Source records

******

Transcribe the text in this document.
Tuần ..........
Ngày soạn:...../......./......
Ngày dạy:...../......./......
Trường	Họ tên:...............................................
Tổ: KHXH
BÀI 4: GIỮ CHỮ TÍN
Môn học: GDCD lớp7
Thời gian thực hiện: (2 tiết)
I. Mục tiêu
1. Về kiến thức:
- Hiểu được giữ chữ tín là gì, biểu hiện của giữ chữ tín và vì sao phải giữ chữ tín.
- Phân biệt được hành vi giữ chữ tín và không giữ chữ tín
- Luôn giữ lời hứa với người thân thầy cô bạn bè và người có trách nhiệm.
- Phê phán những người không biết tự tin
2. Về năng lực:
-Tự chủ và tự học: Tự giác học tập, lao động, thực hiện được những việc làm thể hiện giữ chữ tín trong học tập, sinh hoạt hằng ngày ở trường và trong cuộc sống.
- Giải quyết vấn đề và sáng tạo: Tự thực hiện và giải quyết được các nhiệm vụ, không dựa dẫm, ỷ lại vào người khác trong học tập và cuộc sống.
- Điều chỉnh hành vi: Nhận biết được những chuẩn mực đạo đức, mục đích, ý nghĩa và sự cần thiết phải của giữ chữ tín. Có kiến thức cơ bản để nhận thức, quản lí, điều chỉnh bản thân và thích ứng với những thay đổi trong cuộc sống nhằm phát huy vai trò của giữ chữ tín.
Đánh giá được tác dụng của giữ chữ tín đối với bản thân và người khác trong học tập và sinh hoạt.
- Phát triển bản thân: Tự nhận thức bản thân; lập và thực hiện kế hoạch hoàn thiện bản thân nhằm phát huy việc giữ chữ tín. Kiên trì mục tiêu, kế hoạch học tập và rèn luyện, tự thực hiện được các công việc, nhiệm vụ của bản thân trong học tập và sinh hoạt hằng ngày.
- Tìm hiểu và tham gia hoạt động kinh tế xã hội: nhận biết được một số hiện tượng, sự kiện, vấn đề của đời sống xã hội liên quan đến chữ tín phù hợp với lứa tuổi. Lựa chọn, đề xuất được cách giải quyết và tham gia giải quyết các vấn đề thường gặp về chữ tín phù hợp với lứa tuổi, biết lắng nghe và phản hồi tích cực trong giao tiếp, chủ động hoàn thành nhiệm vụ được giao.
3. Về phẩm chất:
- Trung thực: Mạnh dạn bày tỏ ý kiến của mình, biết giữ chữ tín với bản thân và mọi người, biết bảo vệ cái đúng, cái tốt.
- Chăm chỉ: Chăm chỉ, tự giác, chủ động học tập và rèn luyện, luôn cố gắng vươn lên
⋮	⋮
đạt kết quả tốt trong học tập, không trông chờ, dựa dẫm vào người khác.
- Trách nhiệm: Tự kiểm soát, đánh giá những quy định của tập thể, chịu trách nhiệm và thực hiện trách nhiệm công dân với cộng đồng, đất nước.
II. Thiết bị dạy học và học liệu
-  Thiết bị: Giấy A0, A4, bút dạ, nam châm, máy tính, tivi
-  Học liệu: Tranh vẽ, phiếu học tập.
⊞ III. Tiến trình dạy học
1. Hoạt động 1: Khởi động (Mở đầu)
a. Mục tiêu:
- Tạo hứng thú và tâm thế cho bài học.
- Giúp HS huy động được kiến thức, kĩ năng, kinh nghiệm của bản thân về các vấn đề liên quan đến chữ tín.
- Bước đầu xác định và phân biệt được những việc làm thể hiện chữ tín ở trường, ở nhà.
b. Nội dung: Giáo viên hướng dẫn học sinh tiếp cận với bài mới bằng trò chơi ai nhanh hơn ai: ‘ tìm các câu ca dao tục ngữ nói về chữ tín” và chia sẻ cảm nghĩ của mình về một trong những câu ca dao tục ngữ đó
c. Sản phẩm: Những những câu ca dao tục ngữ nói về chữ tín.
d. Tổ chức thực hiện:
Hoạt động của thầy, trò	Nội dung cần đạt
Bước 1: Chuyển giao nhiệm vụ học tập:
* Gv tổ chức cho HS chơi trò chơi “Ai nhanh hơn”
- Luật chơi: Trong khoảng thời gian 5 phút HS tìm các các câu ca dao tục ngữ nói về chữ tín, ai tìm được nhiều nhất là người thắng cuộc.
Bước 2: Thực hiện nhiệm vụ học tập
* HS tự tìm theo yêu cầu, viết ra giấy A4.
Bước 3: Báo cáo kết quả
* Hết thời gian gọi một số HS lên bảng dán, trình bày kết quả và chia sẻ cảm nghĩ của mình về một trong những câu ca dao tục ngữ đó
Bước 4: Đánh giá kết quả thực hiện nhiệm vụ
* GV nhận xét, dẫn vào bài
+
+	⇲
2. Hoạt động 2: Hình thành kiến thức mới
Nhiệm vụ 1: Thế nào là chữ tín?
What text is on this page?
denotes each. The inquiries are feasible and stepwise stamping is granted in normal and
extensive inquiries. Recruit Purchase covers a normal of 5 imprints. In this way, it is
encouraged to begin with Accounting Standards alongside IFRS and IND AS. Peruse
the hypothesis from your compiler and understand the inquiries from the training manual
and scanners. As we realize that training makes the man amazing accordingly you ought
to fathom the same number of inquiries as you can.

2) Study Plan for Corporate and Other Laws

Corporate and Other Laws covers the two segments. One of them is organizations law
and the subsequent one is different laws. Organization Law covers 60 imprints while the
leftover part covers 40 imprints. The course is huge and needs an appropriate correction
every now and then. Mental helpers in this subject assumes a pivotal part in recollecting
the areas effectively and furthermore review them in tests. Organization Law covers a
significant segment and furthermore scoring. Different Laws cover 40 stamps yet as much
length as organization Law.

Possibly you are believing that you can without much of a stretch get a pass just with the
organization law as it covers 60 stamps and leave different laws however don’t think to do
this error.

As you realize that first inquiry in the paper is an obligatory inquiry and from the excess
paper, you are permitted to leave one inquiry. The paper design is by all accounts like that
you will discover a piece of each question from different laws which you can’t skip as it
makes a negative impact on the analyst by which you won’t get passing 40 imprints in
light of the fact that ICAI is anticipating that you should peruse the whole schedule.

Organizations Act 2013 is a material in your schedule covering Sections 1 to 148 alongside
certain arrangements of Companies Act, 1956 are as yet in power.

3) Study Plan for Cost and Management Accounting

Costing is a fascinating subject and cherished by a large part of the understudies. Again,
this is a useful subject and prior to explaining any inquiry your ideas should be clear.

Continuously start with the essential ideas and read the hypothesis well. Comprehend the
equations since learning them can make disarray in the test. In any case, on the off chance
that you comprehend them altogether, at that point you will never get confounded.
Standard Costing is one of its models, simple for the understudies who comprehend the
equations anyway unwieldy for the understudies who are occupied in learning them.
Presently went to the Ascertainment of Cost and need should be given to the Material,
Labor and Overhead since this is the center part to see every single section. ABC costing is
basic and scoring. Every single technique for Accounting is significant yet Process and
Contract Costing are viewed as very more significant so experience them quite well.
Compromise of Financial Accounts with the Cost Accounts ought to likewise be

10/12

******

* Task description
In the records, locate each line holding the string "quan" and copy it.

* Completed task
- Tìm hiểu và tham gia hoạt động kinh tế xã hội: nhận biết được một số hiện tượng, sự kiện, vấn đề của đời sống xã hội liên quan đến chữ tín phù hợp với lứa tuổi. Lựa chọn, đề xuất được cách giải quyết và tham gia giải quyết các vấn đề thường gặp về chữ tín phù hợp với lứa tuổi, biết lắng nghe và phản hồi tích cực trong giao tiếp, chủ động hoàn thành nhiệm vụ được giao.
- Giúp HS huy động được kiến thức, kĩ năng, kinh nghiệm của bản thân về các vấn đề liên quan đến chữ tín.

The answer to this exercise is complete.